SET PROBLEM:
From the listing below, work out how many lines contain "value". Reply with that number only.

Rows from a figure dataset:
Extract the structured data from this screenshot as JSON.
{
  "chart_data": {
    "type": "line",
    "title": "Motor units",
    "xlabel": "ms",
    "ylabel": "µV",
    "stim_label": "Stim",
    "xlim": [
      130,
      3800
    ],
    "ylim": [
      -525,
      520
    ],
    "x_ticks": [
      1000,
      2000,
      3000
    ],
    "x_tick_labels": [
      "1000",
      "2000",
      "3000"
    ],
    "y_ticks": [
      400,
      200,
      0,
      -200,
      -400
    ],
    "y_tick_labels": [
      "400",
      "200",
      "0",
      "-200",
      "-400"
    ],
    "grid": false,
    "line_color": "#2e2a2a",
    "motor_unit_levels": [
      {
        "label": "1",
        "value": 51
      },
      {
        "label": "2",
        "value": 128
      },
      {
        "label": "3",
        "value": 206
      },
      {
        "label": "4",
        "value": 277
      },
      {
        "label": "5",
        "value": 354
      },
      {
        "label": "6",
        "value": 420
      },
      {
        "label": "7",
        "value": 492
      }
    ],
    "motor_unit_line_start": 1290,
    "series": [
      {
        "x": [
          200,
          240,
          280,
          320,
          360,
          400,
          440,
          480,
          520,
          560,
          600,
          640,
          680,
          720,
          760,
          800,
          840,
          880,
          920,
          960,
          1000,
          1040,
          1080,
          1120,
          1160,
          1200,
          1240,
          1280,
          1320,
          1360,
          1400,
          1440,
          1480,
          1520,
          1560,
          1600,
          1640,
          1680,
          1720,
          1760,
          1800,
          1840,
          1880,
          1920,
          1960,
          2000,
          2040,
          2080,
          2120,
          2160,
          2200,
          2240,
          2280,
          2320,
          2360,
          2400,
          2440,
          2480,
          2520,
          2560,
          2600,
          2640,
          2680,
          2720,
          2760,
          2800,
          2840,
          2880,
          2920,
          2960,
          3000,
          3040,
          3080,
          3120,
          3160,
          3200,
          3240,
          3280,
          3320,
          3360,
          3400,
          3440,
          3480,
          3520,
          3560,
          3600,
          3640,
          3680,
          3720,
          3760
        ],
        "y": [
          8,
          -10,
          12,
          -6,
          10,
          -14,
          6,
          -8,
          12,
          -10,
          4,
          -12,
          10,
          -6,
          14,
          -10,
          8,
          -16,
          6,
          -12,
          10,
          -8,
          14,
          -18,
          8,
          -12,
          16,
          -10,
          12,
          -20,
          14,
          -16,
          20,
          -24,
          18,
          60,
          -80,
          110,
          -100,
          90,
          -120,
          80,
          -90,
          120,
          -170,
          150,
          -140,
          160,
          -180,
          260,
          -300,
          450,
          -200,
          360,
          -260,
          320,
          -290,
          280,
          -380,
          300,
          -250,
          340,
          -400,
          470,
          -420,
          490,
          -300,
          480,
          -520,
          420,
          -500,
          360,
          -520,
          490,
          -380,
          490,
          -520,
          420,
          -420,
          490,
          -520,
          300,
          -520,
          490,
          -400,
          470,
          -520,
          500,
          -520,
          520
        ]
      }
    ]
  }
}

THE COMPLETED TASK:
7